TASK DIRECTIONS:
Repeat the records verbatim and leave the pictures out of your copy.

DATA FOR THE TASK:
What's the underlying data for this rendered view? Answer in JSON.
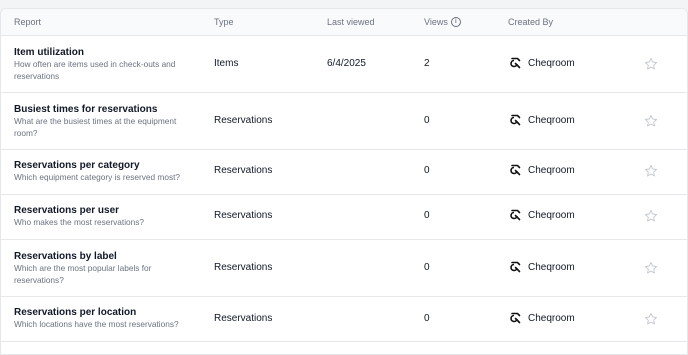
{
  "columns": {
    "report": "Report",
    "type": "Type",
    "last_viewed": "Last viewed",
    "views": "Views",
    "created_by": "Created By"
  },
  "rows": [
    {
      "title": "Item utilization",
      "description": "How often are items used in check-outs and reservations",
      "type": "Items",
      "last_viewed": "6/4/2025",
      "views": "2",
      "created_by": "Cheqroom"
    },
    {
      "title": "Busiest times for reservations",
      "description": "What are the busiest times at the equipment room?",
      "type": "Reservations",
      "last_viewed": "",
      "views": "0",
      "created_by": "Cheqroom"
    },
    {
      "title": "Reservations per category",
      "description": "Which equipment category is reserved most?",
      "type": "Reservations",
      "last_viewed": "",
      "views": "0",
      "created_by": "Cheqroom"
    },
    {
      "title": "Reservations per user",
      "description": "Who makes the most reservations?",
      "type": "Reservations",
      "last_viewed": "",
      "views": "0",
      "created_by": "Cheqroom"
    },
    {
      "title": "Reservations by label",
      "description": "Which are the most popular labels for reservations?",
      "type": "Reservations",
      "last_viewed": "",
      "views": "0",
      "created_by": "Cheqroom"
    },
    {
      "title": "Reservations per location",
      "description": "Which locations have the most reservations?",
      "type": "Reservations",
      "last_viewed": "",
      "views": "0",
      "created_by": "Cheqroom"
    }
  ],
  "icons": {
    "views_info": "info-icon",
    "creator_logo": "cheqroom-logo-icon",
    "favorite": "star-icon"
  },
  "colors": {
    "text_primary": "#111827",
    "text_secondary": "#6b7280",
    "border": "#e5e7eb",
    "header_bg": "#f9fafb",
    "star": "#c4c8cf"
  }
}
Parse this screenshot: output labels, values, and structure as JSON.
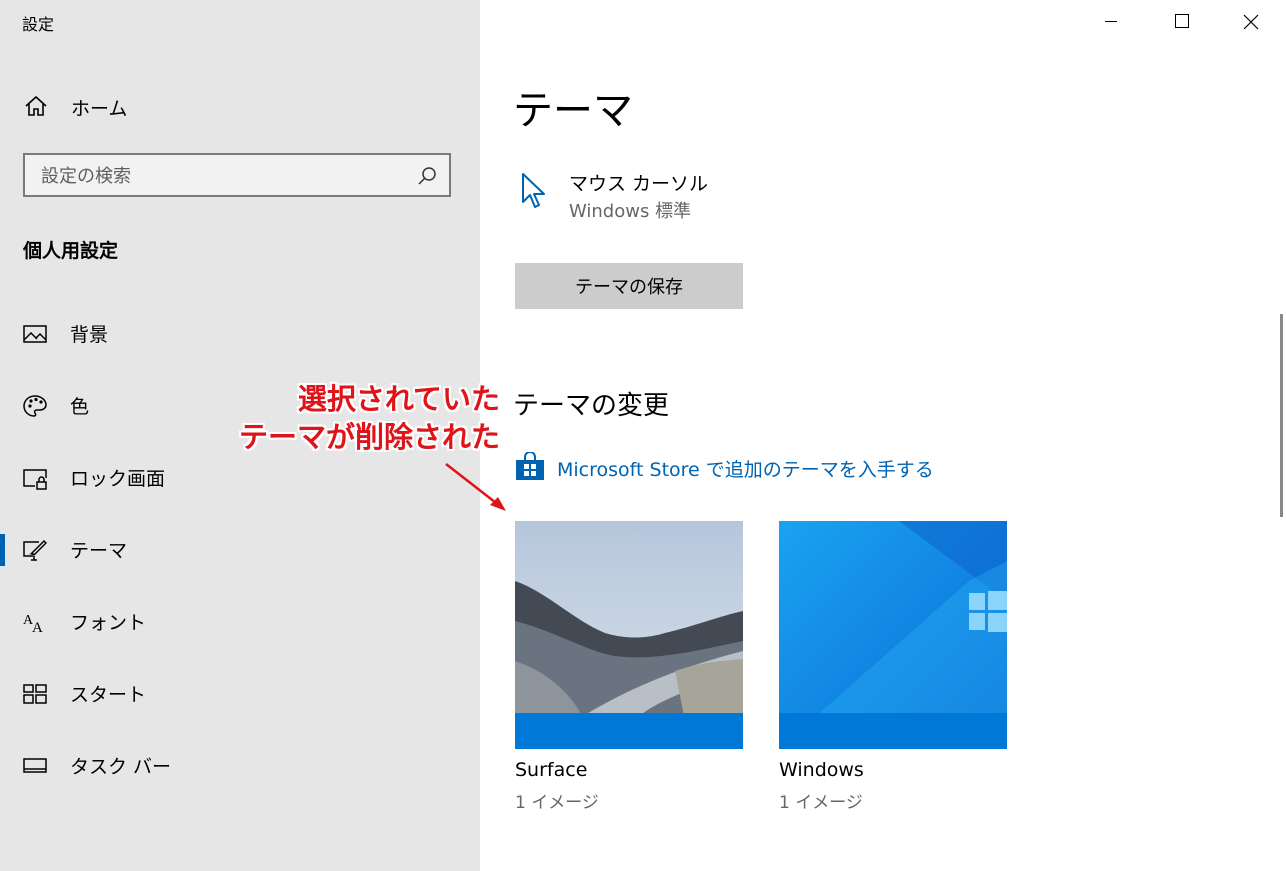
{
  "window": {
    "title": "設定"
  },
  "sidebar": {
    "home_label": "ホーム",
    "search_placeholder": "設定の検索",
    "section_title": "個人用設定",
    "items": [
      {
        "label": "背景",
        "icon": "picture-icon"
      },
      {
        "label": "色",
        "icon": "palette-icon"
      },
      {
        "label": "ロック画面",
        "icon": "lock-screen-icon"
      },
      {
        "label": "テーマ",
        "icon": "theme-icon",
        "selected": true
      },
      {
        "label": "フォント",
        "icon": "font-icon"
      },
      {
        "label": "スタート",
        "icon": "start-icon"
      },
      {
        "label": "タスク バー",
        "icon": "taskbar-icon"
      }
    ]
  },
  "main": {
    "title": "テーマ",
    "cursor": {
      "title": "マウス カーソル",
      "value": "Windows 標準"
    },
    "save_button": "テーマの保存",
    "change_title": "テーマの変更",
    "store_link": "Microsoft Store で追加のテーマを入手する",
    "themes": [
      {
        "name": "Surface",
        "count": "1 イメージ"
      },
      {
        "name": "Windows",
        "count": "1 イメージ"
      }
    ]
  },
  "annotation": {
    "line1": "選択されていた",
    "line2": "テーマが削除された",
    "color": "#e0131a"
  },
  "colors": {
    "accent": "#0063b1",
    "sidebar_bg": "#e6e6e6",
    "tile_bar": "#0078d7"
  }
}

WRITTEN RESPONSE:
What's the underlying data for this rendered view? Answer in JSON.
{
  "columns": {
    "report": "Report",
    "type": "Type",
    "last_viewed": "Last viewed",
    "views": "Views",
    "created_by": "Created By"
  },
  "rows": [
    {
      "title": "Item utilization",
      "description": "How often are items used in check-outs and reservations",
      "type": "Items",
      "last_viewed": "6/4/2025",
      "views": "2",
      "created_by": "Cheqroom"
    },
    {
      "title": "Busiest times for reservations",
      "description": "What are the busiest times at the equipment room?",
      "type": "Reservations",
      "last_viewed": "",
      "views": "0",
      "created_by": "Cheqroom"
    },
    {
      "title": "Reservations per category",
      "description": "Which equipment category is reserved most?",
      "type": "Reservations",
      "last_viewed": "",
      "views": "0",
      "created_by": "Cheqroom"
    },
    {
      "title": "Reservations per user",
      "description": "Who makes the most reservations?",
      "type": "Reservations",
      "last_viewed": "",
      "views": "0",
      "created_by": "Cheqroom"
    },
    {
      "title": "Reservations by label",
      "description": "Which are the most popular labels for reservations?",
      "type": "Reservations",
      "last_viewed": "",
      "views": "0",
      "created_by": "Cheqroom"
    },
    {
      "title": "Reservations per location",
      "description": "Which locations have the most reservations?",
      "type": "Reservations",
      "last_viewed": "",
      "views": "0",
      "created_by": "Cheqroom"
    }
  ],
  "icons": {
    "views_info": "info-icon",
    "creator_logo": "cheqroom-logo-icon",
    "favorite": "star-icon"
  },
  "colors": {
    "text_primary": "#111827",
    "text_secondary": "#6b7280",
    "border": "#e5e7eb",
    "header_bg": "#f9fafb",
    "star": "#c4c8cf"
  }
}
Parse this screenshot: output labels, values, and structure as JSON.
{
  "window": {
    "title": "設定"
  },
  "sidebar": {
    "home_label": "ホーム",
    "search_placeholder": "設定の検索",
    "section_title": "個人用設定",
    "items": [
      {
        "label": "背景",
        "icon": "picture-icon"
      },
      {
        "label": "色",
        "icon": "palette-icon"
      },
      {
        "label": "ロック画面",
        "icon": "lock-screen-icon"
      },
      {
        "label": "テーマ",
        "icon": "theme-icon",
        "selected": true
      },
      {
        "label": "フォント",
        "icon": "font-icon"
      },
      {
        "label": "スタート",
        "icon": "start-icon"
      },
      {
        "label": "タスク バー",
        "icon": "taskbar-icon"
      }
    ]
  },
  "main": {
    "title": "テーマ",
    "cursor": {
      "title": "マウス カーソル",
      "value": "Windows 標準"
    },
    "save_button": "テーマの保存",
    "change_title": "テーマの変更",
    "store_link": "Microsoft Store で追加のテーマを入手する",
    "themes": [
      {
        "name": "Surface",
        "count": "1 イメージ"
      },
      {
        "name": "Windows",
        "count": "1 イメージ"
      }
    ]
  },
  "annotation": {
    "line1": "選択されていた",
    "line2": "テーマが削除された",
    "color": "#e0131a"
  },
  "colors": {
    "accent": "#0063b1",
    "sidebar_bg": "#e6e6e6",
    "tile_bar": "#0078d7"
  }
}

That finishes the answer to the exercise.